Data shown Block Start
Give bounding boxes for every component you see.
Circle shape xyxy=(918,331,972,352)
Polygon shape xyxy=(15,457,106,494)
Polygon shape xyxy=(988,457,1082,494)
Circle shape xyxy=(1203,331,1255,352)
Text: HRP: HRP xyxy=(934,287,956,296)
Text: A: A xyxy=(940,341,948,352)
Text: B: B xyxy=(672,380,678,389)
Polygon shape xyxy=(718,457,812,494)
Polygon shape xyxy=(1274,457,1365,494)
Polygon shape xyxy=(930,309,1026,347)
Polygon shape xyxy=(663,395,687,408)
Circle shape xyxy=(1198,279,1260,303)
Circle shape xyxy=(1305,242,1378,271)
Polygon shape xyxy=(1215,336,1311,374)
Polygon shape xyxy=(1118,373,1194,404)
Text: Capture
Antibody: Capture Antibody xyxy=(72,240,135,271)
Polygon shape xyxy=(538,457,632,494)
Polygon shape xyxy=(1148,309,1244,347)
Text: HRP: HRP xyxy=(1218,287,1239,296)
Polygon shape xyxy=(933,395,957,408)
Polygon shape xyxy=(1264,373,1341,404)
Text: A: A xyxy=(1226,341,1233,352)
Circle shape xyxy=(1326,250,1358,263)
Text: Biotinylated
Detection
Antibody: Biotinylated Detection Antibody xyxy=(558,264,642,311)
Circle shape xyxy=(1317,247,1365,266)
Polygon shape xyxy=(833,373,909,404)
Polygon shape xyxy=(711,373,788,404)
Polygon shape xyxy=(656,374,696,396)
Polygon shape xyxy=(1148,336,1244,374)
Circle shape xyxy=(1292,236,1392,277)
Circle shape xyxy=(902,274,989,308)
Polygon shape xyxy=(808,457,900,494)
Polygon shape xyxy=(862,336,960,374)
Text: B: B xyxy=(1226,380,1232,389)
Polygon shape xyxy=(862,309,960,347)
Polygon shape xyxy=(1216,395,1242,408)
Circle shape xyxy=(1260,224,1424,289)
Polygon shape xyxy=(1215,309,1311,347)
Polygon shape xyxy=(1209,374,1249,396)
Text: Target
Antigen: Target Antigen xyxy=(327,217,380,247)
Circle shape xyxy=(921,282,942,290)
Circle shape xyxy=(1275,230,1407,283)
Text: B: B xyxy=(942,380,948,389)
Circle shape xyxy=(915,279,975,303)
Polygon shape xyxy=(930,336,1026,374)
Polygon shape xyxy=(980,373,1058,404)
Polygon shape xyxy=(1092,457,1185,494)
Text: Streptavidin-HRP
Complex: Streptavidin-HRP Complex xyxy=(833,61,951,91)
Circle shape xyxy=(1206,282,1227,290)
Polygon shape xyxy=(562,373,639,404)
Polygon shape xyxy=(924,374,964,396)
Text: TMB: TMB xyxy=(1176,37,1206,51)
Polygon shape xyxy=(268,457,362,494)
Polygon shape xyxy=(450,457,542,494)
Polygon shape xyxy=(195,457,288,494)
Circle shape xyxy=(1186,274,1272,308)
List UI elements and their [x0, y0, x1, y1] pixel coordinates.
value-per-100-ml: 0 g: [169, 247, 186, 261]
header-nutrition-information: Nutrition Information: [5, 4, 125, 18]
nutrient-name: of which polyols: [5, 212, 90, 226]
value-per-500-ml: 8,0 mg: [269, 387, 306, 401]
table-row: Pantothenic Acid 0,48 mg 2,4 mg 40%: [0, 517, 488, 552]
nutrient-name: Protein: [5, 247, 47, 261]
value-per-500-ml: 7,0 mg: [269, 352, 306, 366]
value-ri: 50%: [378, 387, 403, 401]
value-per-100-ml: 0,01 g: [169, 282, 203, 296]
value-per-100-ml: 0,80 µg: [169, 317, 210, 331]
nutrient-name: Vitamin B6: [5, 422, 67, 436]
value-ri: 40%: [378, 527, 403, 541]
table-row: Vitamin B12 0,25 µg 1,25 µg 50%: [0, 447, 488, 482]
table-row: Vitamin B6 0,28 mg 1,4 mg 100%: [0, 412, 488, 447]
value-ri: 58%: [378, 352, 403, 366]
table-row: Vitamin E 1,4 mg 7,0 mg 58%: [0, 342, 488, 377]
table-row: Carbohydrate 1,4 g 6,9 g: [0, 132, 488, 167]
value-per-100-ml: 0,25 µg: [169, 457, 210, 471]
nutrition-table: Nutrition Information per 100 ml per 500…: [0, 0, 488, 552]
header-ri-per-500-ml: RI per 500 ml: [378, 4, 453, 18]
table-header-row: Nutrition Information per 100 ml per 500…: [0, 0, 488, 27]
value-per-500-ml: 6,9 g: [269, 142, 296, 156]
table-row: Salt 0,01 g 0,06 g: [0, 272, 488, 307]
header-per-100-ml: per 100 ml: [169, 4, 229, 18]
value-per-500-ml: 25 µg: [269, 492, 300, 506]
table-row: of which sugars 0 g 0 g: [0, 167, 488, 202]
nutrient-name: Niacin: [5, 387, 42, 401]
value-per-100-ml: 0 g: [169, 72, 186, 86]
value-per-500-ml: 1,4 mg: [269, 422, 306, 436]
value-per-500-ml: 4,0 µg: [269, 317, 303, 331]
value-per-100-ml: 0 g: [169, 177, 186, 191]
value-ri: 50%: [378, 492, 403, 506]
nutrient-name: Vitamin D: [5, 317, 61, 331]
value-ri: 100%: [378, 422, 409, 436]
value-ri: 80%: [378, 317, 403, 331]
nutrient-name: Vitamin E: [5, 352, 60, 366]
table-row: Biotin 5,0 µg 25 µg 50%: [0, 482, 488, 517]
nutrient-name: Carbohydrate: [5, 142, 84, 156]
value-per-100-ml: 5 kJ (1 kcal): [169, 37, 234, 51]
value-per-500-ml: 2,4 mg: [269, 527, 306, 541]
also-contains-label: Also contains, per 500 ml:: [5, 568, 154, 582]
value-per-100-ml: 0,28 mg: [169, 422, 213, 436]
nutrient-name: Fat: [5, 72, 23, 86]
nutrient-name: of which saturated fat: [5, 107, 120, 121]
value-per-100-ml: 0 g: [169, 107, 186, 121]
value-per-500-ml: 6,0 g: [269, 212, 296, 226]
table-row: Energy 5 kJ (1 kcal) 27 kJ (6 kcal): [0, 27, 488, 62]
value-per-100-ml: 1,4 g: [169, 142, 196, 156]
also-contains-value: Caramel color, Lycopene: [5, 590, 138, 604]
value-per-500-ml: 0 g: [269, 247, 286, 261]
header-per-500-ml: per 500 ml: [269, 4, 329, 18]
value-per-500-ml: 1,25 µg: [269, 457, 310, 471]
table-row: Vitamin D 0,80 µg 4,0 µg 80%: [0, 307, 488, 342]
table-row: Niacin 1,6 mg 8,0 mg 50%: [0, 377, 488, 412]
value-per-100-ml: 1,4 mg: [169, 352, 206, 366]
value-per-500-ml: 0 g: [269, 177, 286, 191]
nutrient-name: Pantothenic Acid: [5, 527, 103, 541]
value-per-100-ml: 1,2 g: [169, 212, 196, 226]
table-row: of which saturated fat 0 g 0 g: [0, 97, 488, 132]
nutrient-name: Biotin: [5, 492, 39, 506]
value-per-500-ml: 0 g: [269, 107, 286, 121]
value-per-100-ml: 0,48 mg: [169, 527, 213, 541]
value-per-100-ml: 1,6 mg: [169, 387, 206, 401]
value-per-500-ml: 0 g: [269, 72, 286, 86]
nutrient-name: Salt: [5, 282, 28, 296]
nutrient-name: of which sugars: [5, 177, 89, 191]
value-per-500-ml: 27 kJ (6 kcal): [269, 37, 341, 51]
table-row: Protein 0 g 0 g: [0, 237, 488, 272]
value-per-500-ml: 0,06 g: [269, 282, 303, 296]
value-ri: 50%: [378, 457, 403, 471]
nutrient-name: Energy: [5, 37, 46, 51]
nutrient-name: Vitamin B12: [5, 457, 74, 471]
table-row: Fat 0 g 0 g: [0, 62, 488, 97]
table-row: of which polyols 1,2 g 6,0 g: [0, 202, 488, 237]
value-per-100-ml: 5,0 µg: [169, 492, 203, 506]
Data shown Block End
Task objective ▸ Give the count of lines in the data shown above that contain "Information", and nothing else.

Expected answer ▸ 3